## Data provided
>> START
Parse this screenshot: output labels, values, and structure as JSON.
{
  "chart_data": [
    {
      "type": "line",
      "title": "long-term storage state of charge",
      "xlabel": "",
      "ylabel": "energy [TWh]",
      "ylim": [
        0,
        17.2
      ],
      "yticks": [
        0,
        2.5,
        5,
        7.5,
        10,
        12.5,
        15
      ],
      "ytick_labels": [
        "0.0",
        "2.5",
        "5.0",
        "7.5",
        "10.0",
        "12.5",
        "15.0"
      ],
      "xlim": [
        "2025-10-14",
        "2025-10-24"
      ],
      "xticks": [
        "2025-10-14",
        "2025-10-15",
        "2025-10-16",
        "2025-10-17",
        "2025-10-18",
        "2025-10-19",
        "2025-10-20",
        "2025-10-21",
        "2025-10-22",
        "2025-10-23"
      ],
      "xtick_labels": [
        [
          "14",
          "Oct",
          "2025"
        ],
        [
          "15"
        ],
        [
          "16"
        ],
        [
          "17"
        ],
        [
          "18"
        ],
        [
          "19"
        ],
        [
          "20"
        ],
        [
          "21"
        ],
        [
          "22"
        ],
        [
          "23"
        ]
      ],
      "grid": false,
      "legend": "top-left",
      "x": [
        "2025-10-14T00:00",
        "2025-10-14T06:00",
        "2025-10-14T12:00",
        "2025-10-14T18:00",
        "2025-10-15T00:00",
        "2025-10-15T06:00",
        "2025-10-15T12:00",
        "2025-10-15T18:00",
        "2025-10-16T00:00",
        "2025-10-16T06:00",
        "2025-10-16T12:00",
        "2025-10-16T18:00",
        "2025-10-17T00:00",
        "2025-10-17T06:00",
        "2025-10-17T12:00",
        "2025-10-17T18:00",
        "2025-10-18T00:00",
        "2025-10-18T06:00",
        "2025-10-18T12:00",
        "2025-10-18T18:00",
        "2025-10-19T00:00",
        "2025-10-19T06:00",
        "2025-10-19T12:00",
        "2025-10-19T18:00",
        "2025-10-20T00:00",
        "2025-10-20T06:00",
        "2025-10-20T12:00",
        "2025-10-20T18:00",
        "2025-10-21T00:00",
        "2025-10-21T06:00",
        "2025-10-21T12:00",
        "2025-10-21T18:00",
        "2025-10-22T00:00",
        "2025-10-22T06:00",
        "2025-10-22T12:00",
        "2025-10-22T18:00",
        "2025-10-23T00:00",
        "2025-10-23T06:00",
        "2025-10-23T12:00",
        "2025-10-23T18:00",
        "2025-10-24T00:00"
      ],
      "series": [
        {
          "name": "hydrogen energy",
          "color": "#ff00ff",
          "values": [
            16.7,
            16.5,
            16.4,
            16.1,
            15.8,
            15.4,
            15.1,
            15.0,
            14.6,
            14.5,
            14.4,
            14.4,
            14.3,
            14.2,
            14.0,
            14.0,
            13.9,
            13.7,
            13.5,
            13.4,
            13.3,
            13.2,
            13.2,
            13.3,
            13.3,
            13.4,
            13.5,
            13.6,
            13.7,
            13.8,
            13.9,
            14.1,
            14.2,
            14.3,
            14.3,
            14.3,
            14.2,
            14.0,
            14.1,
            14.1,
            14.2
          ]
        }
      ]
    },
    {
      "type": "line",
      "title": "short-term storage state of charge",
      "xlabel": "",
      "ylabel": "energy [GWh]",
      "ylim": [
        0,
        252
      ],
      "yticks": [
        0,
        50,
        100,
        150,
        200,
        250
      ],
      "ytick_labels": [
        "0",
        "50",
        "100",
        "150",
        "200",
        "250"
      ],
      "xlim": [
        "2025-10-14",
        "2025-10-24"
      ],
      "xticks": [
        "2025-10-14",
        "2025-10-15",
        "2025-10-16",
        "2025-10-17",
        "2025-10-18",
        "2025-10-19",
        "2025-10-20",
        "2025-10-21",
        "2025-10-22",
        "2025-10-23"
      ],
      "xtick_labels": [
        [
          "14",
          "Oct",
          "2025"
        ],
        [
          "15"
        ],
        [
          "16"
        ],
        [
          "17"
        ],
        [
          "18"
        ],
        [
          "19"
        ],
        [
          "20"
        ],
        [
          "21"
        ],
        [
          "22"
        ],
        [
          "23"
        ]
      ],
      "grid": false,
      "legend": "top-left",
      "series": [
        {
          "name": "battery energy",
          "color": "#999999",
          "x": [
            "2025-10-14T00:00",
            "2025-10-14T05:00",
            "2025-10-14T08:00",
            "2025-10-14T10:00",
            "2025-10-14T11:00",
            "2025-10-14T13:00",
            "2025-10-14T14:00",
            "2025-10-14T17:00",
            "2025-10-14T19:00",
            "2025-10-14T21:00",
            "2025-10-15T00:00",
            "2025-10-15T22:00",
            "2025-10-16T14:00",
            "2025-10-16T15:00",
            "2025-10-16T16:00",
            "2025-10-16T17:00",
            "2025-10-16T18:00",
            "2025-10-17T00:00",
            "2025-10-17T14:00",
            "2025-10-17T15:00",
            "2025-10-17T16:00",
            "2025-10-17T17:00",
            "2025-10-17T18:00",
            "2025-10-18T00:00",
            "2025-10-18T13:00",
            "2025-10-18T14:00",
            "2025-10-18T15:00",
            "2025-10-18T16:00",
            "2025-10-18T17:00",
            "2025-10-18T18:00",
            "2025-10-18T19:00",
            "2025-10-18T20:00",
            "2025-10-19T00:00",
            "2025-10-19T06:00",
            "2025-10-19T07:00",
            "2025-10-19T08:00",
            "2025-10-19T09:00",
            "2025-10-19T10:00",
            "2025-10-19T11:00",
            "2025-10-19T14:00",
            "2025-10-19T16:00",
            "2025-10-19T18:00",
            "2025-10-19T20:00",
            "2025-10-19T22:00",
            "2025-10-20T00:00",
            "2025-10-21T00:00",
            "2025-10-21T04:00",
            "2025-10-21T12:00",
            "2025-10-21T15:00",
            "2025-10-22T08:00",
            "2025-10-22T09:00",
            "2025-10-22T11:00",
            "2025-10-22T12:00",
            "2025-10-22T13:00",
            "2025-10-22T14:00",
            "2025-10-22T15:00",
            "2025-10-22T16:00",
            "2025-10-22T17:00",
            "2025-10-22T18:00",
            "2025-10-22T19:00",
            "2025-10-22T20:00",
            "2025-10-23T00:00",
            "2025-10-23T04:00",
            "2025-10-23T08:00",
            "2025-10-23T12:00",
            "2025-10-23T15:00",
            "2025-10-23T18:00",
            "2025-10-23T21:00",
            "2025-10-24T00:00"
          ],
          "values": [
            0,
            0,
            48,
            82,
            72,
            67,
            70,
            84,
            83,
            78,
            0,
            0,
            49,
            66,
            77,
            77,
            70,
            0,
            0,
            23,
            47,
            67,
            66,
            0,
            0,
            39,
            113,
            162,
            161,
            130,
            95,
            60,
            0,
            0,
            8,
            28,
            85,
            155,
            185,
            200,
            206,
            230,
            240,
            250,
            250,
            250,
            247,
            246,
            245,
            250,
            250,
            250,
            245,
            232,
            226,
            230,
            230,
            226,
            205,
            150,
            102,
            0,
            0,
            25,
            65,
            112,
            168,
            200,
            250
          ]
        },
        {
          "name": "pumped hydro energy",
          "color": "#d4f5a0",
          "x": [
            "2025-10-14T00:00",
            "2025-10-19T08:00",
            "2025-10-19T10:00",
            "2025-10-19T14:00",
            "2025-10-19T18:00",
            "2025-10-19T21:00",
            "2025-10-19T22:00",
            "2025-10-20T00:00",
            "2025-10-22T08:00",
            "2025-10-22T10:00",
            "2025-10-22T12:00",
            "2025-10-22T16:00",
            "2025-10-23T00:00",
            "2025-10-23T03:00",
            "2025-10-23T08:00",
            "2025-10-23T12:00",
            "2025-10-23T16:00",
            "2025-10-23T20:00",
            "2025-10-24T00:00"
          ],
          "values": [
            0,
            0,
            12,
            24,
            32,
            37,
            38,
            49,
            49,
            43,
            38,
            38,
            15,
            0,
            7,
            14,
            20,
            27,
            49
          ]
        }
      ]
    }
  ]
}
>> END
Using the records above, list each line that includes "storage".

## Output of the exercise
      "title": "long-term storage state of charge",
      "title": "short-term storage state of charge",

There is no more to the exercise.